(GOAL): Look for the word "Manage" in each line and report the count of matching lines, with nothing added.

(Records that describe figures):
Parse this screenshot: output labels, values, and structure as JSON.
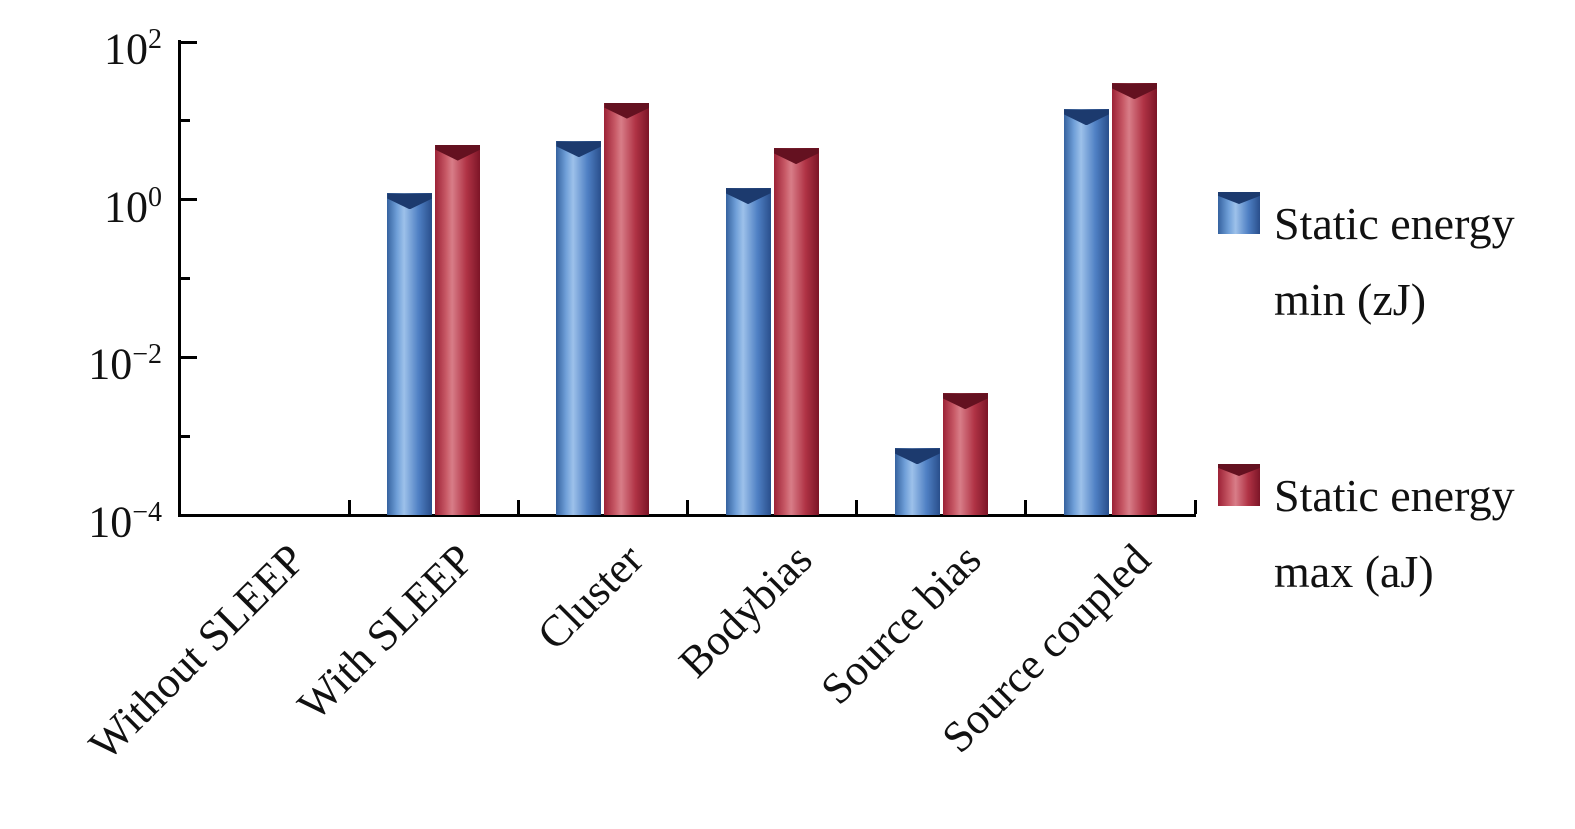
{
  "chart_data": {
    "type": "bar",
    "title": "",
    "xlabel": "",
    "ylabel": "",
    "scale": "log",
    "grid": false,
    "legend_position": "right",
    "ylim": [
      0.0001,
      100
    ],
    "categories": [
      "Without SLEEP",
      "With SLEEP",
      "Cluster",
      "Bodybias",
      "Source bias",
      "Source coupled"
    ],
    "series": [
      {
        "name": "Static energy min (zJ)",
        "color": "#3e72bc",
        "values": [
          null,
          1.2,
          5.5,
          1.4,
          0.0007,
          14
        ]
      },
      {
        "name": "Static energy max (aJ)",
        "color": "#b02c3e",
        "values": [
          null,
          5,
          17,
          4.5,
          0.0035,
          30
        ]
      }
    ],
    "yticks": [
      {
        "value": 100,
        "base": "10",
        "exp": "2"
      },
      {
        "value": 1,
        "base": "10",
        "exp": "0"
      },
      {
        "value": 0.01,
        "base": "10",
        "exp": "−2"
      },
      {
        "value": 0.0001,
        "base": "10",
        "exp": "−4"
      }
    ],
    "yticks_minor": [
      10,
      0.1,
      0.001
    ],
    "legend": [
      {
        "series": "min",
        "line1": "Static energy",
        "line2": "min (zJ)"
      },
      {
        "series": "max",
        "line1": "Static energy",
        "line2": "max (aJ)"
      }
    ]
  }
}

---

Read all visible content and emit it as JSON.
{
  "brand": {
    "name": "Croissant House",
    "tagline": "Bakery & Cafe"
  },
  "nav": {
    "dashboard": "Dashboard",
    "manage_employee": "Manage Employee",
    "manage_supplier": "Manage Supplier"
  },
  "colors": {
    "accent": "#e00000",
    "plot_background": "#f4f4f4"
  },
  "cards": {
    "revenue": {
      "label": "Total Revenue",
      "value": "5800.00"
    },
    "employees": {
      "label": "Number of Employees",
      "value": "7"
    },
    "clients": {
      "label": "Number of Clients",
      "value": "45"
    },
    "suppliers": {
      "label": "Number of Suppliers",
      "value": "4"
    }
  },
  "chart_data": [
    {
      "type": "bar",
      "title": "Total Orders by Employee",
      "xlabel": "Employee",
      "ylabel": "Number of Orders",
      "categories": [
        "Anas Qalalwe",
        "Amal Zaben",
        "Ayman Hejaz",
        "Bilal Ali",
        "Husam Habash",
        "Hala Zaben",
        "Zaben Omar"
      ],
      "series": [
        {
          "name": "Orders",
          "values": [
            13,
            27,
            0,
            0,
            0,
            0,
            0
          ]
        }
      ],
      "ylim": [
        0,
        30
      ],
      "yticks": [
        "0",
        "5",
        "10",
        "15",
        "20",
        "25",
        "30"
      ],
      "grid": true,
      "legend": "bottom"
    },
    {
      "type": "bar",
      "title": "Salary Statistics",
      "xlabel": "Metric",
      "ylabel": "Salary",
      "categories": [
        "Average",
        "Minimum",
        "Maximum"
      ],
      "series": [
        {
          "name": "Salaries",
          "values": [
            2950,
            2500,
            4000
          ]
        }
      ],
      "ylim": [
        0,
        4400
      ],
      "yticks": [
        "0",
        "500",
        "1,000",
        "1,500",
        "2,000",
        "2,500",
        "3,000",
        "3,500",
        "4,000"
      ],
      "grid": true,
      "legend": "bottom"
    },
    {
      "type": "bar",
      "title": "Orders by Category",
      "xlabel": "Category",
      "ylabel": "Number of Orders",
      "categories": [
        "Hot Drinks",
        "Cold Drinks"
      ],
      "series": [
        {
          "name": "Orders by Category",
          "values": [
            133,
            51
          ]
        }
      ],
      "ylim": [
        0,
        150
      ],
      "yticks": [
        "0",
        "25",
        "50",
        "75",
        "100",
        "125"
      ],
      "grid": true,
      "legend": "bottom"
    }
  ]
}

---

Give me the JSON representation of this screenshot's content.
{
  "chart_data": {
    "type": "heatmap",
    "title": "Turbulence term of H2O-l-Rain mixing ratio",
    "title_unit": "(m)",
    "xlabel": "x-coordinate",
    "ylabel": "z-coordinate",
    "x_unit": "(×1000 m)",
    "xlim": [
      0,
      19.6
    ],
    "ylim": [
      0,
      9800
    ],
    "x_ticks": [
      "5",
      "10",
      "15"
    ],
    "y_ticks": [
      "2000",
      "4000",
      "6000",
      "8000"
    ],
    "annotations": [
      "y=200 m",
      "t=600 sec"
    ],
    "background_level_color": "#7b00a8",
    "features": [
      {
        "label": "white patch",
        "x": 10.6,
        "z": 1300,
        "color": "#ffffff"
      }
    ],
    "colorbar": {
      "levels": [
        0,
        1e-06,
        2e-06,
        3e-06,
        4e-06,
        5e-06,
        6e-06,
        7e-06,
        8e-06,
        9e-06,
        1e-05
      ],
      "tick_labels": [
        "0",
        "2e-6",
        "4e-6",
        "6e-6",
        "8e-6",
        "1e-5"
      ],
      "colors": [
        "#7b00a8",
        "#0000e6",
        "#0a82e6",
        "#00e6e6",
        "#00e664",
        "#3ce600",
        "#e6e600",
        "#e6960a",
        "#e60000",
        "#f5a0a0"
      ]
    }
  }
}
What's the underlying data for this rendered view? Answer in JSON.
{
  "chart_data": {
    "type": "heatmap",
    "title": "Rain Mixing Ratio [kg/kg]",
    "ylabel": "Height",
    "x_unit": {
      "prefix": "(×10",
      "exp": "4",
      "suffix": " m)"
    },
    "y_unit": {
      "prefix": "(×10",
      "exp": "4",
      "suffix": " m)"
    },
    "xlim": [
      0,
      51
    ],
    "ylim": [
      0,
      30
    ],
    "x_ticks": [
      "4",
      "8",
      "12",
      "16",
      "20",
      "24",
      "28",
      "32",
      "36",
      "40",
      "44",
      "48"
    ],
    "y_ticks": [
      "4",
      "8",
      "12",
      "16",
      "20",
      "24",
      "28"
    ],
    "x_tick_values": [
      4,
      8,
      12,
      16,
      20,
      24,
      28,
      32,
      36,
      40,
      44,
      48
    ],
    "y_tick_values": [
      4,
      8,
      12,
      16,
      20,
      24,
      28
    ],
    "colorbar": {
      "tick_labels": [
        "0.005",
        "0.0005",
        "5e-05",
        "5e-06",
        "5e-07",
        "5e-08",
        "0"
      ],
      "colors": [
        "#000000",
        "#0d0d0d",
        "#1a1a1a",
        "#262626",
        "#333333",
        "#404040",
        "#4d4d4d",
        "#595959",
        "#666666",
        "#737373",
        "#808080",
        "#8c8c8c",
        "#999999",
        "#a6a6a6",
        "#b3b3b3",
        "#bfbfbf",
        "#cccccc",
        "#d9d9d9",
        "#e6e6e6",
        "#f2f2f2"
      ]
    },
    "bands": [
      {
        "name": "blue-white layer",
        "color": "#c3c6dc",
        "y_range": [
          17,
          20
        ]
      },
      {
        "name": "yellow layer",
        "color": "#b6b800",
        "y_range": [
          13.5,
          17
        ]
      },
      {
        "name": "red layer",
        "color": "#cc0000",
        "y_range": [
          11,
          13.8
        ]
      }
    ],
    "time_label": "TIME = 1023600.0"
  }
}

(REPLY TO THE TASK): 2